- _TASK STATEMENT_
Where the data below has the string "this", return the whole line.

- _LISTED ENTRIES_
_ _ _

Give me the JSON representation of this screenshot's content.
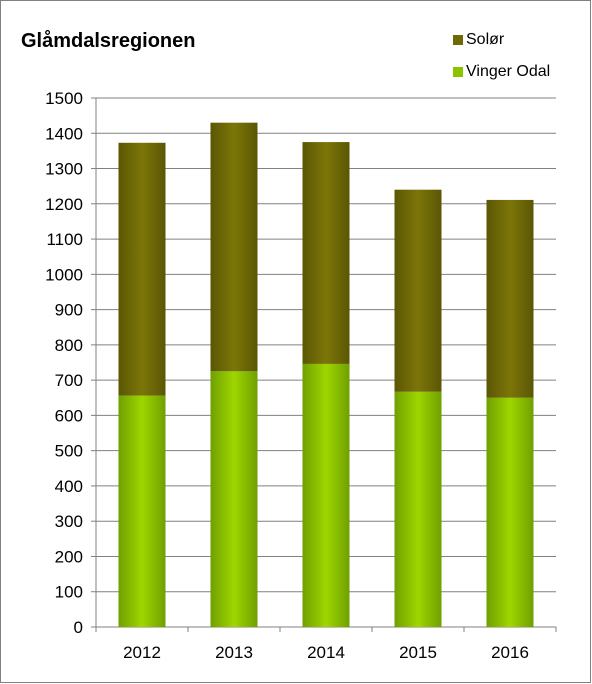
{
  "chart_data": {
    "type": "bar",
    "stacked": true,
    "title": "Glåmdalsregionen",
    "categories": [
      "2012",
      "2013",
      "2014",
      "2015",
      "2016"
    ],
    "series": [
      {
        "name": "Vinger Odal",
        "values": [
          656,
          725,
          746,
          667,
          650
        ],
        "color": "#8dc400"
      },
      {
        "name": "Solør",
        "values": [
          717,
          705,
          629,
          573,
          561
        ],
        "color": "#6f6a05"
      }
    ],
    "ylim": [
      0,
      1500
    ],
    "yticks": [
      "0",
      "100",
      "200",
      "300",
      "400",
      "500",
      "600",
      "700",
      "800",
      "900",
      "1000",
      "1100",
      "1200",
      "1300",
      "1400",
      "1500"
    ],
    "grid": true,
    "legend_position": "top-right",
    "xlabel": "",
    "ylabel": ""
  }
}
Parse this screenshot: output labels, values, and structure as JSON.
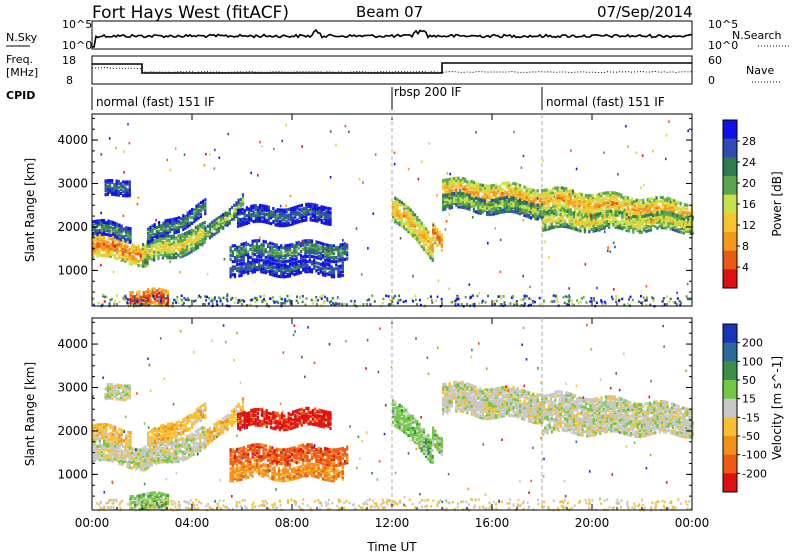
{
  "header": {
    "title": "Fort Hays West (fitACF)",
    "beam": "Beam 07",
    "date": "07/Sep/2014"
  },
  "panels": {
    "nsky": {
      "label": "N.Sky",
      "right_label": "N.Search",
      "tick_top": "10^5",
      "tick_bottom": "10^0",
      "tick_top_right": "10^5",
      "tick_bottom_right": "10^0"
    },
    "freq": {
      "label_line1": "Freq.",
      "label_line2": "[MHz]",
      "ticks_left": [
        "18",
        "8"
      ],
      "ticks_right": [
        "60",
        "0"
      ],
      "right_label": "Nave"
    },
    "cpid": {
      "label": "CPID",
      "segments": [
        "normal (fast) 151 IF",
        "rbsp 200 IF",
        "normal (fast) 151 IF"
      ]
    }
  },
  "chart_data": [
    {
      "type": "heatmap",
      "name": "power",
      "ylabel": "Slant Range [km]",
      "yticks": [
        1000,
        2000,
        3000,
        4000
      ],
      "ylim": [
        180,
        4600
      ],
      "xlim_hours": [
        0,
        24
      ],
      "colorbar": {
        "label": "Power [dB]",
        "ticks": [
          4,
          8,
          12,
          16,
          20,
          24,
          28
        ]
      },
      "colors": [
        "#1010e8",
        "#2d4bb0",
        "#2f7a4f",
        "#5aa64f",
        "#c8e04a",
        "#f6c52d",
        "#f39a1c",
        "#ea5a14",
        "#dd1010"
      ]
    },
    {
      "type": "heatmap",
      "name": "velocity",
      "ylabel": "Slant Range [km]",
      "yticks": [
        1000,
        2000,
        3000,
        4000
      ],
      "ylim": [
        180,
        4600
      ],
      "xlim_hours": [
        0,
        24
      ],
      "xlabel": "Time UT",
      "xticks": [
        "00:00",
        "04:00",
        "08:00",
        "12:00",
        "16:00",
        "20:00",
        "00:00"
      ],
      "colorbar": {
        "label": "Velocity [m s^-1]",
        "ticks": [
          200,
          100,
          50,
          15,
          -15,
          -50,
          -100,
          -200
        ]
      },
      "colors": [
        "#1a34b8",
        "#2d6a9c",
        "#3a8f4a",
        "#72c842",
        "#c8c8c8",
        "#f6c030",
        "#f4901a",
        "#ee5a14",
        "#e01010"
      ]
    }
  ]
}
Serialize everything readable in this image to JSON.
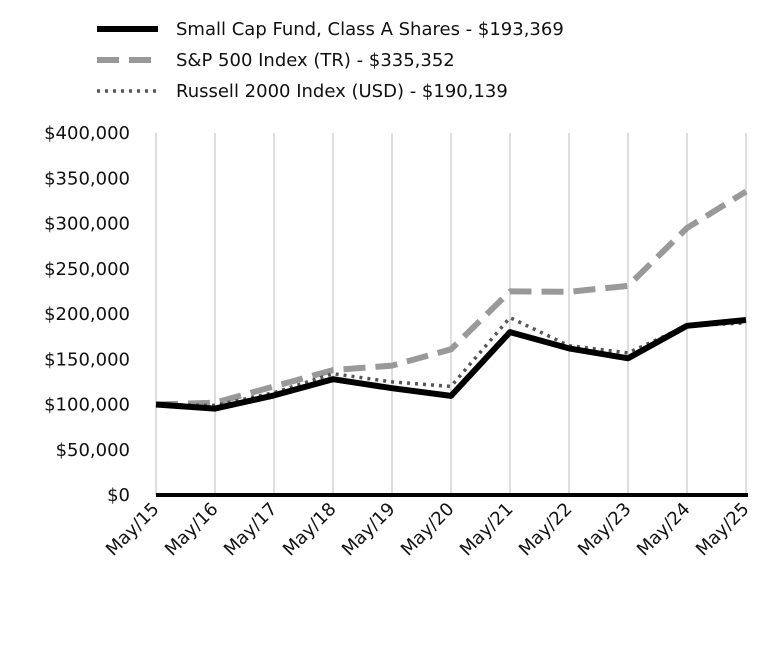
{
  "chart_data": {
    "type": "line",
    "categories": [
      "May/15",
      "May/16",
      "May/17",
      "May/18",
      "May/19",
      "May/20",
      "May/21",
      "May/22",
      "May/23",
      "May/24",
      "May/25"
    ],
    "ylim": [
      0,
      400000
    ],
    "y_ticks": [
      0,
      50000,
      100000,
      150000,
      200000,
      250000,
      300000,
      350000,
      400000
    ],
    "y_tick_labels": [
      "$0",
      "$50,000",
      "$100,000",
      "$150,000",
      "$200,000",
      "$250,000",
      "$300,000",
      "$350,000",
      "$400,000"
    ],
    "grid": "vertical",
    "legend_position": "top-left",
    "series": [
      {
        "name": "Small Cap Fund, Class A Shares - $193,369",
        "style": "solid",
        "color": "#000000",
        "values": [
          100000,
          95500,
          110000,
          128000,
          118000,
          109500,
          180000,
          162000,
          151000,
          187000,
          193369
        ]
      },
      {
        "name": "S&P 500 Index (TR) - $335,352",
        "style": "dashed",
        "color": "#999999",
        "values": [
          100000,
          102000,
          120000,
          138000,
          143000,
          161000,
          225000,
          224500,
          231000,
          295000,
          335352
        ]
      },
      {
        "name": "Russell 2000 Index (USD) - $190,139",
        "style": "dotted",
        "color": "#555555",
        "values": [
          100000,
          99000,
          113000,
          134000,
          125000,
          120000,
          196000,
          165000,
          157000,
          187000,
          190139
        ]
      }
    ]
  }
}
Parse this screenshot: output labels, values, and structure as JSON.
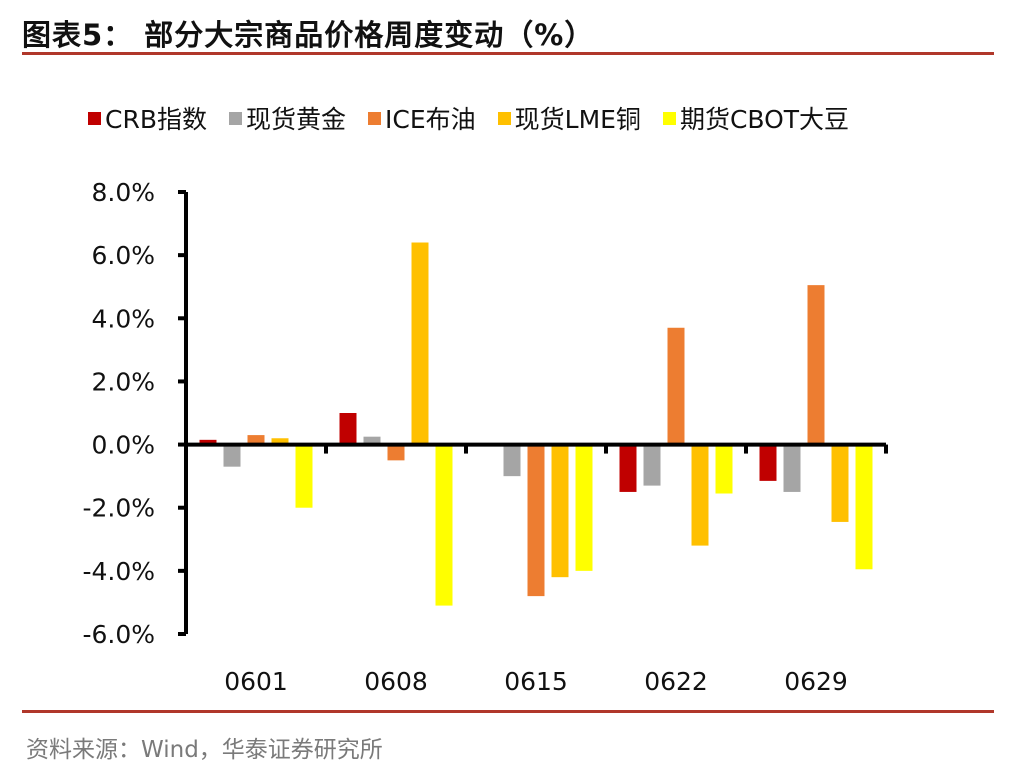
{
  "header": {
    "title": "图表5： 部分大宗商品价格周度变动（%）"
  },
  "footer": {
    "source": "资料来源：Wind，华泰证券研究所"
  },
  "colors": {
    "rule": "#b0372a",
    "axis": "#000000"
  },
  "legend": [
    {
      "label": "CRB指数",
      "color": "#c00000"
    },
    {
      "label": "现货黄金",
      "color": "#a5a5a5"
    },
    {
      "label": "ICE布油",
      "color": "#ed7d31"
    },
    {
      "label": "现货LME铜",
      "color": "#ffc000"
    },
    {
      "label": "期货CBOT大豆",
      "color": "#ffff00"
    }
  ],
  "chart_data": {
    "type": "bar",
    "title": "部分大宗商品价格周度变动（%）",
    "xlabel": "",
    "ylabel": "",
    "categories": [
      "0601",
      "0608",
      "0615",
      "0622",
      "0629"
    ],
    "series": [
      {
        "name": "CRB指数",
        "color": "#c00000",
        "values": [
          0.15,
          1.0,
          0.0,
          -1.5,
          -1.15
        ]
      },
      {
        "name": "现货黄金",
        "color": "#a5a5a5",
        "values": [
          -0.7,
          0.25,
          -1.0,
          -1.3,
          -1.5
        ]
      },
      {
        "name": "ICE布油",
        "color": "#ed7d31",
        "values": [
          0.3,
          -0.5,
          -4.8,
          3.7,
          5.05
        ]
      },
      {
        "name": "现货LME铜",
        "color": "#ffc000",
        "values": [
          0.2,
          6.4,
          -4.2,
          -3.2,
          -2.45
        ]
      },
      {
        "name": "期货CBOT大豆",
        "color": "#ffff00",
        "values": [
          -2.0,
          -5.1,
          -4.0,
          -1.55,
          -3.95
        ]
      }
    ],
    "ylim": [
      -6.0,
      8.0
    ],
    "yticks": [
      "8.0%",
      "6.0%",
      "4.0%",
      "2.0%",
      "0.0%",
      "-2.0%",
      "-4.0%",
      "-6.0%"
    ],
    "grid": false,
    "legend_position": "top",
    "source": "资料来源：Wind，华泰证券研究所"
  }
}
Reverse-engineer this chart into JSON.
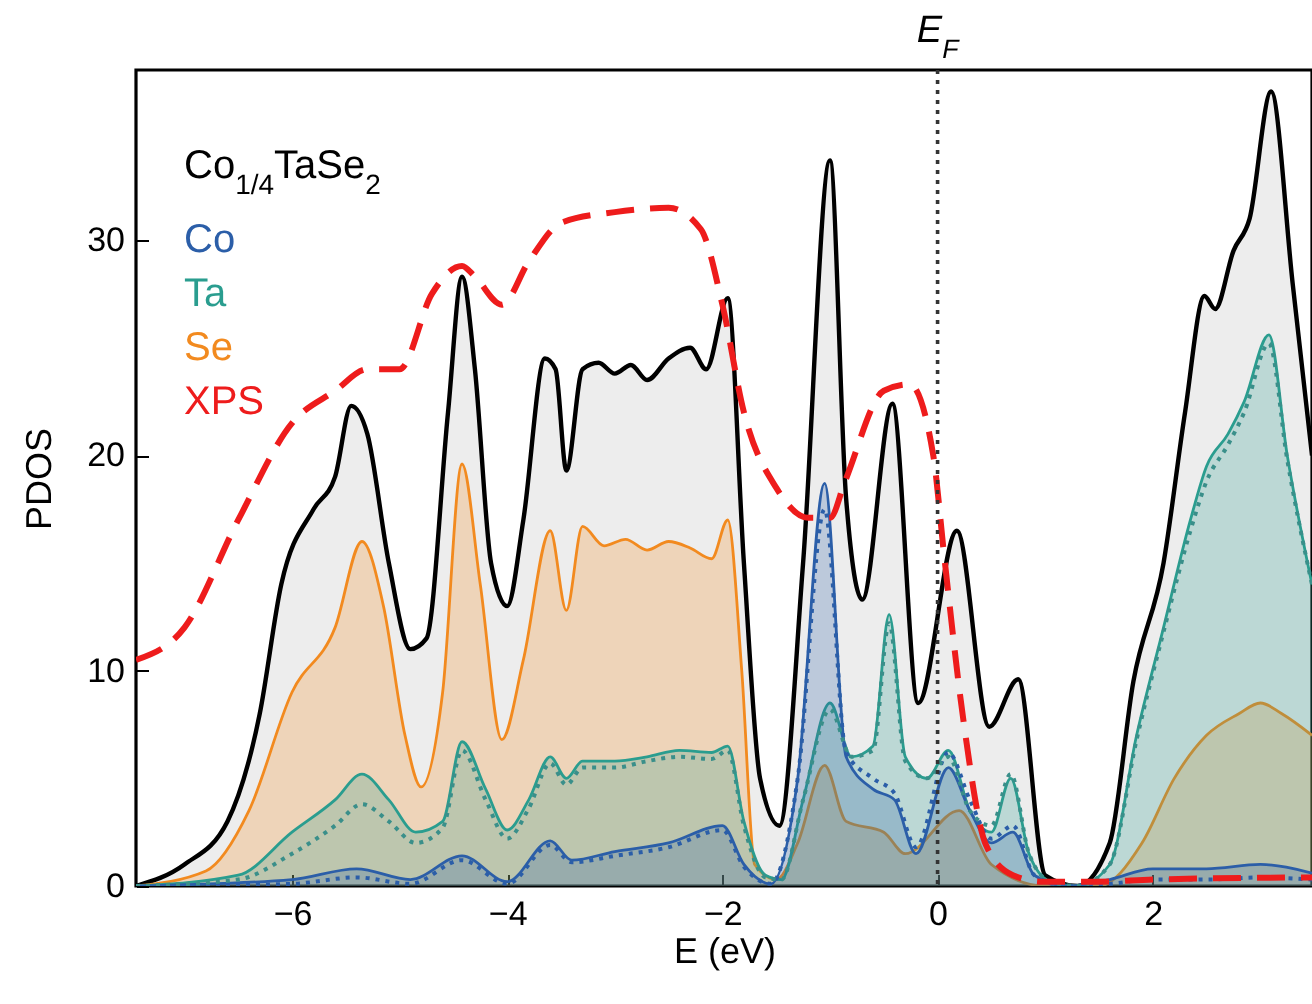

_ _ _

- _SOLUTION BELOW_
Give me the JSON representation of this screenshot's content.
Parse this screenshot: output labels, values, and structure as JSON.
Serialize everything readable in this image to JSON.
Parse this screenshot: output labels, values, and structure as JSON.
Reverse-engineer this chart into JSON.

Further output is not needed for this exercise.